Direction: Your task is to copy every line of the records below that contains "value".

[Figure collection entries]
## Start

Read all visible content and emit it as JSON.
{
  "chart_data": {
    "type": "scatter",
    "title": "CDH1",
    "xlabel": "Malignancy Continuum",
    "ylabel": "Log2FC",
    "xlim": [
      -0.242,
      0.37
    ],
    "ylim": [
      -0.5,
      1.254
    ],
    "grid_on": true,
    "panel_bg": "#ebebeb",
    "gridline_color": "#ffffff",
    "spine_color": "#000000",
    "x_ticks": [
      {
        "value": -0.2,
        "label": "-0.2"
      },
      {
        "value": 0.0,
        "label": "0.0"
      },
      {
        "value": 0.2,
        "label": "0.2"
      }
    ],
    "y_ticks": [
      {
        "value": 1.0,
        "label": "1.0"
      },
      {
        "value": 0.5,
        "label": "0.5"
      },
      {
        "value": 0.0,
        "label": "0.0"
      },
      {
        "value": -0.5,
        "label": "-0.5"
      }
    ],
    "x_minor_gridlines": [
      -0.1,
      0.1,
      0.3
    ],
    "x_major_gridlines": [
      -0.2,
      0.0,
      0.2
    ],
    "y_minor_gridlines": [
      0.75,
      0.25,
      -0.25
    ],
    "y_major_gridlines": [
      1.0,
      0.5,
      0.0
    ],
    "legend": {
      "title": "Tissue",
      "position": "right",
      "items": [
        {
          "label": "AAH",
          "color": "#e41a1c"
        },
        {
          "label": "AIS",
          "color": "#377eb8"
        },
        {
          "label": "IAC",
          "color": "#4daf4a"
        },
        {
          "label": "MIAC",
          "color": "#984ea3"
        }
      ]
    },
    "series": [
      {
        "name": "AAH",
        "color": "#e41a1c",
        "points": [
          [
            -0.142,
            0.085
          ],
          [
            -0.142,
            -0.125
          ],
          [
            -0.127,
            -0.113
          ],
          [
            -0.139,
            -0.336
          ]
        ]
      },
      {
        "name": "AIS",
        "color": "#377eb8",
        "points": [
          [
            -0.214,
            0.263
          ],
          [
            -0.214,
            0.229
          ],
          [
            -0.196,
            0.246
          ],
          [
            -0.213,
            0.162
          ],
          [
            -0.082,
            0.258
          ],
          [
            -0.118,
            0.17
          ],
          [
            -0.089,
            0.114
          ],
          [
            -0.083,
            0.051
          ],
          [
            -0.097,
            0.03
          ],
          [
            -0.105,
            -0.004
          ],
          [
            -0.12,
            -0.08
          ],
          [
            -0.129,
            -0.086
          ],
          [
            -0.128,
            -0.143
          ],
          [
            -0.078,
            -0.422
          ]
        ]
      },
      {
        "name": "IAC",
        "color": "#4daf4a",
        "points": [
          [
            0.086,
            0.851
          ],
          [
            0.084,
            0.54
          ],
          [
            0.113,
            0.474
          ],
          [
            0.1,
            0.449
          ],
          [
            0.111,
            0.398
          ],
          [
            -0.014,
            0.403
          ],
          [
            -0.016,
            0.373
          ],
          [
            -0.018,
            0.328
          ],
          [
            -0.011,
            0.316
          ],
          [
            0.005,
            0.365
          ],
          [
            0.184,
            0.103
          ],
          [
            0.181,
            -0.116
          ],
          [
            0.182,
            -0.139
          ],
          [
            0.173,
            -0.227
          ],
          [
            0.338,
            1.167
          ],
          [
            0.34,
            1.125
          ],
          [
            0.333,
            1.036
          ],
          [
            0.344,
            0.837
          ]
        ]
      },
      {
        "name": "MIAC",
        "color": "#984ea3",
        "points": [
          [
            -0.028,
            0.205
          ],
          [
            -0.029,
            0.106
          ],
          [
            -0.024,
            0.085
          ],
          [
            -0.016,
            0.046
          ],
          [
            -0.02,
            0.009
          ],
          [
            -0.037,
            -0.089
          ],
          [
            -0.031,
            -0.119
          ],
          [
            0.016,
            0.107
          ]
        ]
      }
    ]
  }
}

## End

Exercise answer:
        "value": -0.2,
        "value": 0.0,
        "value": 0.2,
        "value": 1.0,
        "value": 0.5,
        "value": 0.0,
        "value": -0.5,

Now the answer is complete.